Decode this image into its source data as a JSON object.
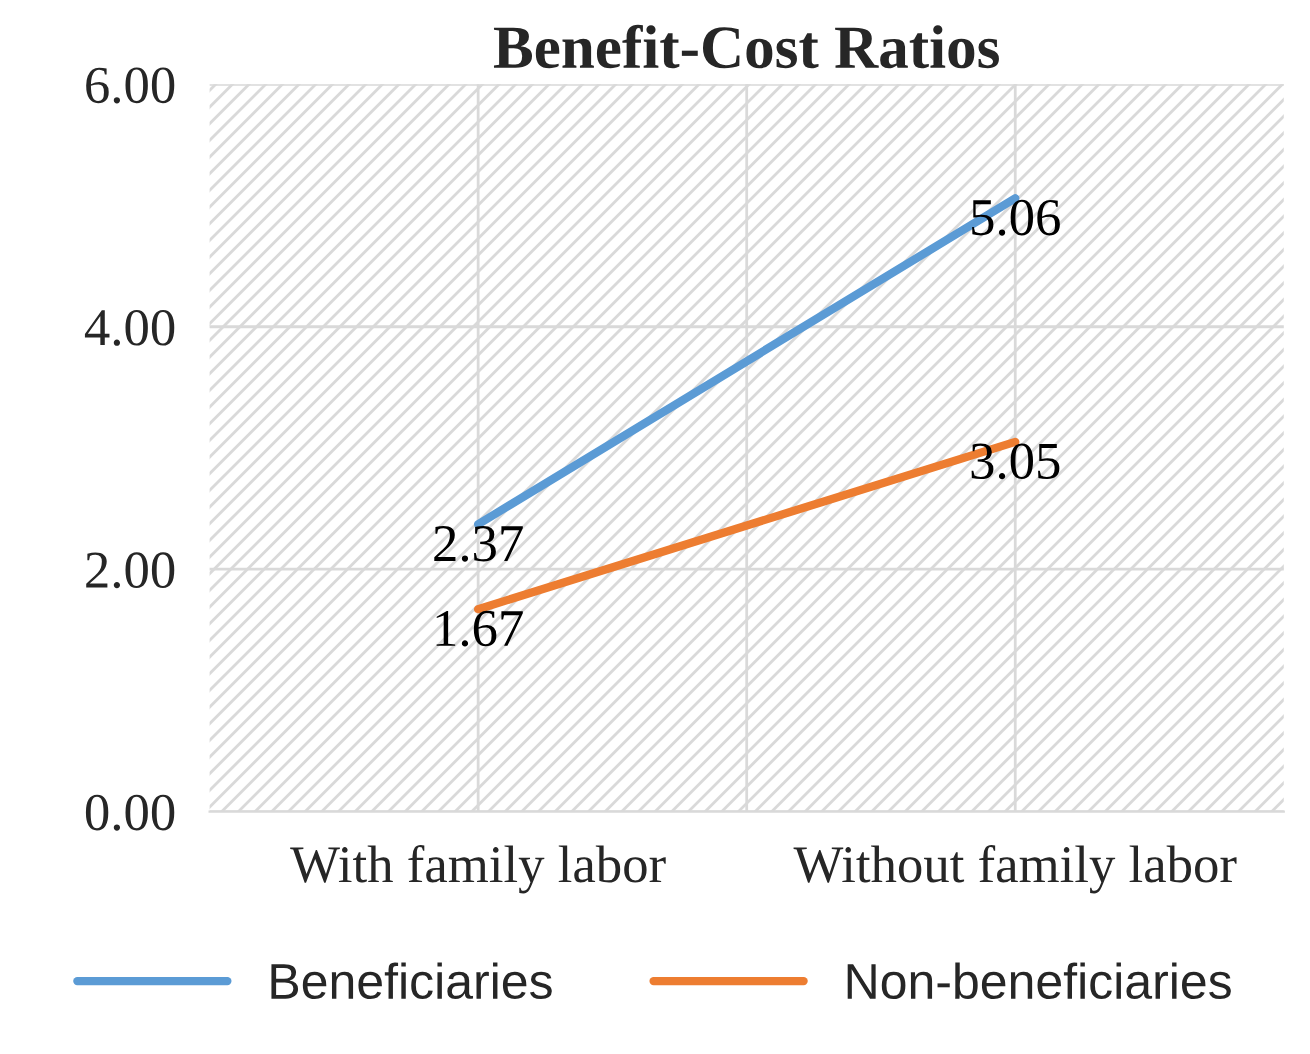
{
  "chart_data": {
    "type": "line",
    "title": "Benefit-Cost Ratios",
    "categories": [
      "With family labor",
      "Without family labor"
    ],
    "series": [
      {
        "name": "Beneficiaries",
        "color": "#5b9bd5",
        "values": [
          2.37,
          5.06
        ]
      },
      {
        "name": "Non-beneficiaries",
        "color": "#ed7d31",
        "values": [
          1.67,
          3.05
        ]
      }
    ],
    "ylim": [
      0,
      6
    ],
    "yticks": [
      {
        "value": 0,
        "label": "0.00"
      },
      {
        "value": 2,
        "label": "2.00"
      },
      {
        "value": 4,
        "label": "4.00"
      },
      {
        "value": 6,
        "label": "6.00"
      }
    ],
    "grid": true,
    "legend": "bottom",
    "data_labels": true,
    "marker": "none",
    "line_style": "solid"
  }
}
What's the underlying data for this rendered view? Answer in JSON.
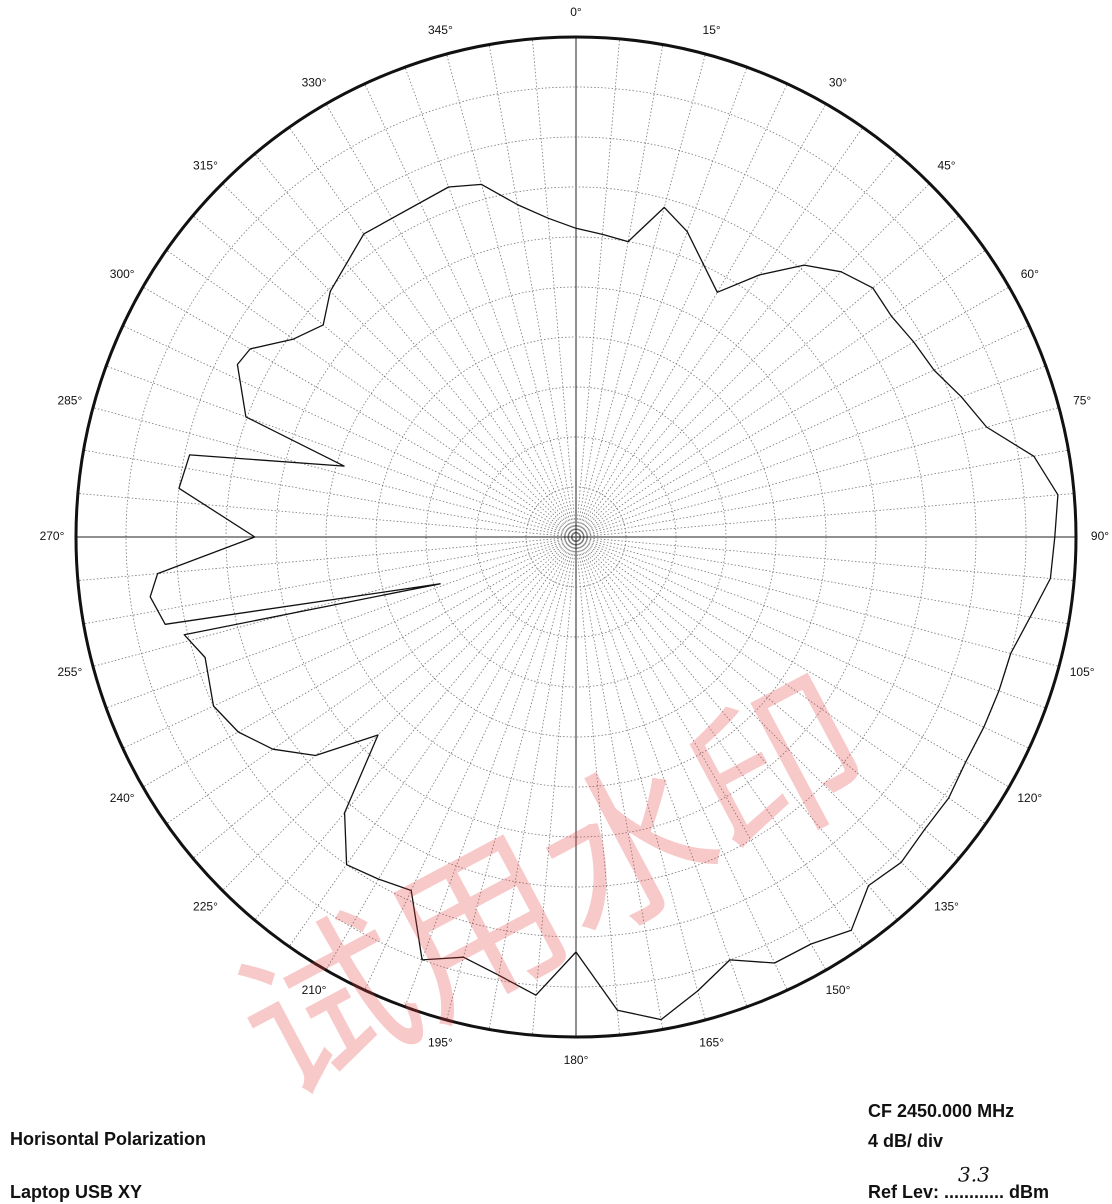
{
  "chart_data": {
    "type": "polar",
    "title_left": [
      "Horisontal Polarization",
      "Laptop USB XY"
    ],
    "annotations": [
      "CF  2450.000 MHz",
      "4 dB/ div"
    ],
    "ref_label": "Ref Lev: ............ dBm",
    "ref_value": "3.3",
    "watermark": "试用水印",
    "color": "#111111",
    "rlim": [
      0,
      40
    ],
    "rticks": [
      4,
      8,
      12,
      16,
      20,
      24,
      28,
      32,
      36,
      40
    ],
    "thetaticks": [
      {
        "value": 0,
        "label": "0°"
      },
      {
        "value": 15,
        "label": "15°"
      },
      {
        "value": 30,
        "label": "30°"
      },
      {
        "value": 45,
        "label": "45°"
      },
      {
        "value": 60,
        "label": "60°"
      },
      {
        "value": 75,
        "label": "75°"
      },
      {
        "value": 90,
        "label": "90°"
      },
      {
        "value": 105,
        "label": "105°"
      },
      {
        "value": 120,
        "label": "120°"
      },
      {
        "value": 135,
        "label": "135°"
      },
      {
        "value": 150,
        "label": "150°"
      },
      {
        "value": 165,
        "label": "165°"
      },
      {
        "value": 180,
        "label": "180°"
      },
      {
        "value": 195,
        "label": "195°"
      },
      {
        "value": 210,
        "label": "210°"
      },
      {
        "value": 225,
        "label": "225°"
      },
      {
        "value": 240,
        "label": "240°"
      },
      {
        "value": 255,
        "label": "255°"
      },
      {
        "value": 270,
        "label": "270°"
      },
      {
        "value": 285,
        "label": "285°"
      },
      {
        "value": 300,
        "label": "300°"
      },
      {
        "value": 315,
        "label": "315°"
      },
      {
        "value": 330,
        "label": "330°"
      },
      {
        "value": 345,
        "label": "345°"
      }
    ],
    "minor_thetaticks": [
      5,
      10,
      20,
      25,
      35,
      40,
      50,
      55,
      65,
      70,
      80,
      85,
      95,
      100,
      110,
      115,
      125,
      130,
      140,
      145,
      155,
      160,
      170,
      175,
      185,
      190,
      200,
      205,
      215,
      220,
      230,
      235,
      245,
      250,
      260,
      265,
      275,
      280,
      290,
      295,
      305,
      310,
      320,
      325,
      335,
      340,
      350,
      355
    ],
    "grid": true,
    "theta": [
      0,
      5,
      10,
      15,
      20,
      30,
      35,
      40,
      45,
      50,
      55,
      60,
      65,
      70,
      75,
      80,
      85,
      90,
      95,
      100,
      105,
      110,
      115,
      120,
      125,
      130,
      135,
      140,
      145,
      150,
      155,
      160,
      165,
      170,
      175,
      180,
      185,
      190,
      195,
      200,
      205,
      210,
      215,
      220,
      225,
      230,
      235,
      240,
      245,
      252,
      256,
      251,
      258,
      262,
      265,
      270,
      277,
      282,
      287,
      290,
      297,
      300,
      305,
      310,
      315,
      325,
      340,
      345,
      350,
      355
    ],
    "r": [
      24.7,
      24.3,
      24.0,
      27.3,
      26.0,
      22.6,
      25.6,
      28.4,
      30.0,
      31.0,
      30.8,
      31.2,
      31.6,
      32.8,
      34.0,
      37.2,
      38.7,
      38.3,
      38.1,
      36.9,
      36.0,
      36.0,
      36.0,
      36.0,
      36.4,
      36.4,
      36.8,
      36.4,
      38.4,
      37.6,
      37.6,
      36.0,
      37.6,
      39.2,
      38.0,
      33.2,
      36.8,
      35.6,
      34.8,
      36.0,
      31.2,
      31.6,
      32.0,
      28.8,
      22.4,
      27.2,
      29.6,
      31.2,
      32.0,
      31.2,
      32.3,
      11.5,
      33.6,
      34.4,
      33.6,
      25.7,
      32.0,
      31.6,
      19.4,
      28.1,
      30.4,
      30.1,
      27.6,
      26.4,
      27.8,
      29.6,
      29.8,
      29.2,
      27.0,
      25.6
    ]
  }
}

■ ■ ■ ■ ■ ■ ■

→ **The exercise**: Identify lines with the string "this". Copy each one.

→ **Finished answer**:
Decode this image into its source data as a JSON object.
What's the underlying data for this rendered view? Answer in JSON.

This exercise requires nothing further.